Goal
Without the images, write out all of the following entries exactly.

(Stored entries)
* Start *
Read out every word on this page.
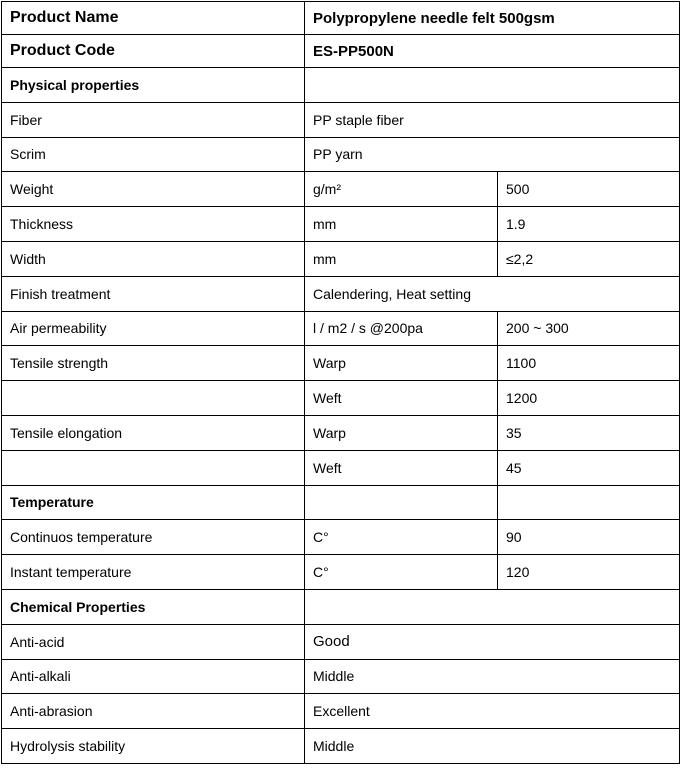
Product Name	Polypropylene needle felt 500gsm	
Product Code	ES-PP500N	
Physical properties		
Fiber	PP staple fiber	
Scrim	PP yarn	
Weight	g/m²	500
Thickness	mm	1.9
Width	mm	≤2,2
Finish treatment	Calendering, Heat setting	
Air permeability	l / m2 / s @200pa	200 ~ 300
Tensile strength	Warp	1100
	Weft	1200
Tensile elongation	Warp	35
	Weft	45
Temperature		
Continuos temperature	C°	90
Instant temperature	C°	120
Chemical Properties		
Anti-acid	Good	
Anti-alkali	Middle	
Anti-abrasion	Excellent	
Hydrolysis stability	Middle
* End *
Completed exercise
Read out every word on this page.
Product Name	Polypropylene needle felt 500gsm	
Product Code	ES-PP500N	
Physical properties		
Fiber	PP staple fiber	
Scrim	PP yarn	
Weight	g/m²	500
Thickness	mm	1.9
Width	mm	≤2,2
Finish treatment	Calendering, Heat setting	
Air permeability	l / m2 / s @200pa	200 ~ 300
Tensile strength	Warp	1100
	Weft	1200
Tensile elongation	Warp	35
	Weft	45
Temperature		
Continuos temperature	C°	90
Instant temperature	C°	120
Chemical Properties		
Anti-acid	Good	
Anti-alkali	Middle	
Anti-abrasion	Excellent	
Hydrolysis stability	Middle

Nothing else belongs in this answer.